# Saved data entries
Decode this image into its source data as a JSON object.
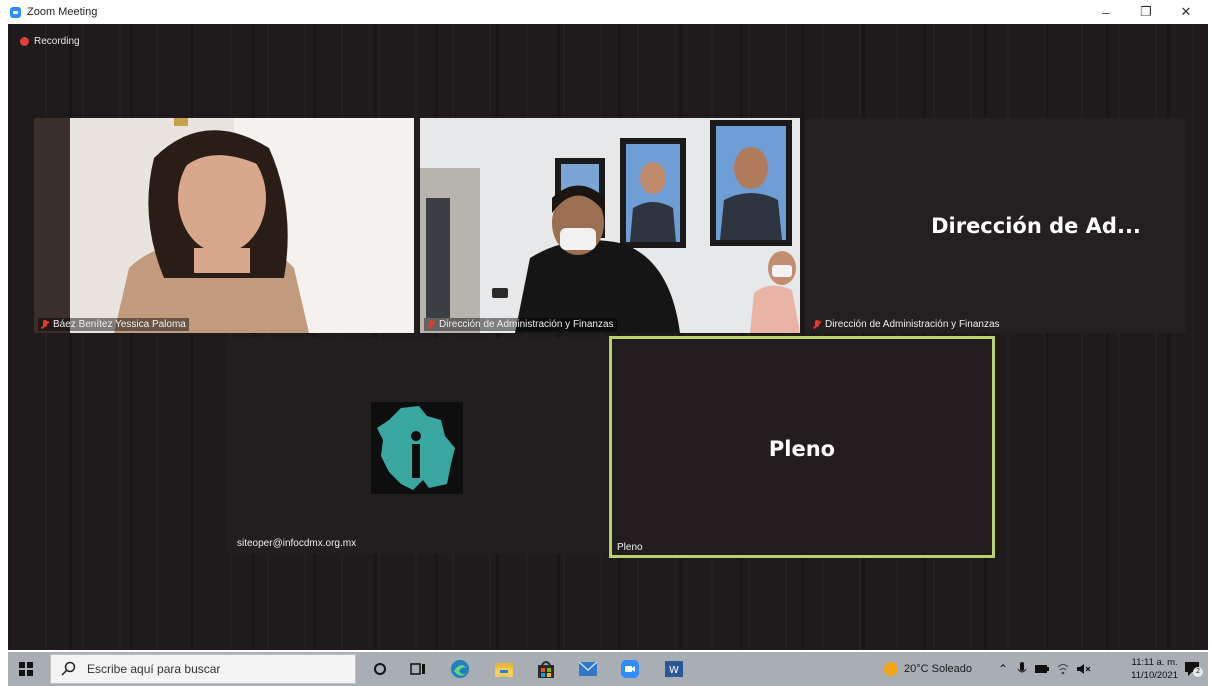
{
  "window": {
    "title": "Zoom Meeting",
    "minimize": "–",
    "restore": "❐",
    "close": "✕"
  },
  "meeting": {
    "recording_label": "Recording",
    "tiles": [
      {
        "name": "Báez Benítez Yessica Paloma"
      },
      {
        "name": "Dirección de Administración y Finanzas"
      },
      {
        "display": "Dirección de Ad...",
        "name": "Dirección de Administración y Finanzas"
      },
      {
        "name": "siteoper@infocdmx.org.mx"
      },
      {
        "display": "Pleno",
        "name": "Pleno"
      }
    ]
  },
  "taskbar": {
    "search_placeholder": "Escribe aquí para buscar",
    "apps": [
      "cortana-icon",
      "task-view-icon",
      "edge-icon",
      "file-explorer-icon",
      "store-icon",
      "mail-icon",
      "zoom-icon",
      "word-icon"
    ],
    "weather": "20°C  Soleado",
    "time": "11:11 a. m.",
    "date": "11/10/2021",
    "notifications": "2"
  },
  "colors": {
    "accent_active_speaker": "#b9d36b",
    "recording": "#e0403a",
    "info_logo": "#3aa6a0"
  }
}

# Aim of the exercise
Each line above is to be copied verbatim. Drop any image from the copy.

# Completed task
Decode this image into its source data as a JSON object.
{
  "window": {
    "title": "Zoom Meeting",
    "minimize": "–",
    "restore": "❐",
    "close": "✕"
  },
  "meeting": {
    "recording_label": "Recording",
    "tiles": [
      {
        "name": "Báez Benítez Yessica Paloma"
      },
      {
        "name": "Dirección de Administración y Finanzas"
      },
      {
        "display": "Dirección de Ad...",
        "name": "Dirección de Administración y Finanzas"
      },
      {
        "name": "siteoper@infocdmx.org.mx"
      },
      {
        "display": "Pleno",
        "name": "Pleno"
      }
    ]
  },
  "taskbar": {
    "search_placeholder": "Escribe aquí para buscar",
    "apps": [
      "cortana-icon",
      "task-view-icon",
      "edge-icon",
      "file-explorer-icon",
      "store-icon",
      "mail-icon",
      "zoom-icon",
      "word-icon"
    ],
    "weather": "20°C  Soleado",
    "time": "11:11 a. m.",
    "date": "11/10/2021",
    "notifications": "2"
  },
  "colors": {
    "accent_active_speaker": "#b9d36b",
    "recording": "#e0403a",
    "info_logo": "#3aa6a0"
  }
}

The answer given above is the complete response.